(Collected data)

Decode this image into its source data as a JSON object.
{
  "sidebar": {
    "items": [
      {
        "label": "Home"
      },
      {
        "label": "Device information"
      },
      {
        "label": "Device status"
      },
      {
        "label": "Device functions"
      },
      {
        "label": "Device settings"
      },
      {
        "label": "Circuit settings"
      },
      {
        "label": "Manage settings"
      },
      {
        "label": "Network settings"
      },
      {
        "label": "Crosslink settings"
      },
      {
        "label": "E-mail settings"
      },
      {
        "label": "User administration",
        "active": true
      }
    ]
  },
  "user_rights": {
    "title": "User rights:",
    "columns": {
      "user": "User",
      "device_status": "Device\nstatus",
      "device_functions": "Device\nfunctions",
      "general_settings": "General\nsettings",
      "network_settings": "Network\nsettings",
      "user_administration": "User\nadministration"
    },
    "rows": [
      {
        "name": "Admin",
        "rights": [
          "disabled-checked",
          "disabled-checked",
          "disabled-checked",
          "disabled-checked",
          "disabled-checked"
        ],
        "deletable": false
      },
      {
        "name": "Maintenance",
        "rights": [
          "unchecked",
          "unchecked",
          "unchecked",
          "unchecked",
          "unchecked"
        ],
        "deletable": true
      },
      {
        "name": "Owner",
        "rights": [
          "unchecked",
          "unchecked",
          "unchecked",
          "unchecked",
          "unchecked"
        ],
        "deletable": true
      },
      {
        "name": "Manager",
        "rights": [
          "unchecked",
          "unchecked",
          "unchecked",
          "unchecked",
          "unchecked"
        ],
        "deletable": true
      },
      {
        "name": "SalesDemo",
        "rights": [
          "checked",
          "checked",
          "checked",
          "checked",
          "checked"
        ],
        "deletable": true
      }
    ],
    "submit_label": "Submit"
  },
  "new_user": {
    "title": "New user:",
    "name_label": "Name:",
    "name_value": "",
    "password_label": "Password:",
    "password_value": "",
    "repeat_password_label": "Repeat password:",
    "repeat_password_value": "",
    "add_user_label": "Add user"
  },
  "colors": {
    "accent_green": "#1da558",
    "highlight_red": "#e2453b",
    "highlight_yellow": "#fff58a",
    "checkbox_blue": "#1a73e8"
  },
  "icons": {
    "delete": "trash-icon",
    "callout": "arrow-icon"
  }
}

→ **Directive**
Scan the data above; copy every line where "Network" appears.

→ **The answer**
        "label": "Network settings"
      "network_settings": "Network\nsettings",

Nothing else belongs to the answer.